WORK TO BE COMPLETED:
Return the listing below in full, with every line exactly as it is.

DATA RECORDS:
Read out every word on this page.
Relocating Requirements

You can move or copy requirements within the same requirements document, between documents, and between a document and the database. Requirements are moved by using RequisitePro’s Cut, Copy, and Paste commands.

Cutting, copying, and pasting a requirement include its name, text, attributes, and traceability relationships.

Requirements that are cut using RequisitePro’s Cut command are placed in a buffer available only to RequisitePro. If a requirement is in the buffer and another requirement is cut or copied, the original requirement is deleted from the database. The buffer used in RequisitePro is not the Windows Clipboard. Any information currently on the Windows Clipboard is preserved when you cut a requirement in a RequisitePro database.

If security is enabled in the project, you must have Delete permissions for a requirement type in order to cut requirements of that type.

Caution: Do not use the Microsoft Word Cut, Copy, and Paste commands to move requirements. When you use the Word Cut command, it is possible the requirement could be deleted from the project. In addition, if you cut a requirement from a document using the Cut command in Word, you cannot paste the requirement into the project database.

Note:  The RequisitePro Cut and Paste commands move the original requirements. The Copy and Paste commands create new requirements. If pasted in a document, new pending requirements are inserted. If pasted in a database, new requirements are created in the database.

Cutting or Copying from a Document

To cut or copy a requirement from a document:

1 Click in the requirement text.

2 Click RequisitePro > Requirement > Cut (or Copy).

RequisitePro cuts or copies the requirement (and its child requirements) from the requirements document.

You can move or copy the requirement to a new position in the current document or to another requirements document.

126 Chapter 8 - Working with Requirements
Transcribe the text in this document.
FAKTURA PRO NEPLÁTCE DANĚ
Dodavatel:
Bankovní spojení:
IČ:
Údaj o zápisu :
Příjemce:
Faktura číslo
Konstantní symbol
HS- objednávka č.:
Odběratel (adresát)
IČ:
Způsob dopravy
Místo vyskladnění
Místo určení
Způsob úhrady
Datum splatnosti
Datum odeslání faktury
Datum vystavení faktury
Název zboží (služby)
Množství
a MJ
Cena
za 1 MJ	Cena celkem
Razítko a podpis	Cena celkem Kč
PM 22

SOLUTION TO THIS EXERCISE:
Read out every word on this page.
Relocating Requirements

You can move or copy requirements within the same requirements document, between documents, and between a document and the database. Requirements are moved by using RequisitePro’s Cut, Copy, and Paste commands.

Cutting, copying, and pasting a requirement include its name, text, attributes, and traceability relationships.

Requirements that are cut using RequisitePro’s Cut command are placed in a buffer available only to RequisitePro. If a requirement is in the buffer and another requirement is cut or copied, the original requirement is deleted from the database. The buffer used in RequisitePro is not the Windows Clipboard. Any information currently on the Windows Clipboard is preserved when you cut a requirement in a RequisitePro database.

If security is enabled in the project, you must have Delete permissions for a requirement type in order to cut requirements of that type.

Caution: Do not use the Microsoft Word Cut, Copy, and Paste commands to move requirements. When you use the Word Cut command, it is possible the requirement could be deleted from the project. In addition, if you cut a requirement from a document using the Cut command in Word, you cannot paste the requirement into the project database.

Note:  The RequisitePro Cut and Paste commands move the original requirements. The Copy and Paste commands create new requirements. If pasted in a document, new pending requirements are inserted. If pasted in a database, new requirements are created in the database.

Cutting or Copying from a Document

To cut or copy a requirement from a document:

1 Click in the requirement text.

2 Click RequisitePro > Requirement > Cut (or Copy).

RequisitePro cuts or copies the requirement (and its child requirements) from the requirements document.

You can move or copy the requirement to a new position in the current document or to another requirements document.

126 Chapter 8 - Working with Requirements
Transcribe the text in this document.
FAKTURA PRO NEPLÁTCE DANĚ
Dodavatel:
Bankovní spojení:
IČ:
Údaj o zápisu :
Příjemce:
Faktura číslo
Konstantní symbol
HS- objednávka č.:
Odběratel (adresát)
IČ:
Způsob dopravy
Místo vyskladnění
Místo určení
Způsob úhrady
Datum splatnosti
Datum odeslání faktury
Datum vystavení faktury
Název zboží (služby)
Množství
a MJ
Cena
za 1 MJ	Cena celkem
Razítko a podpis	Cena celkem Kč
PM 22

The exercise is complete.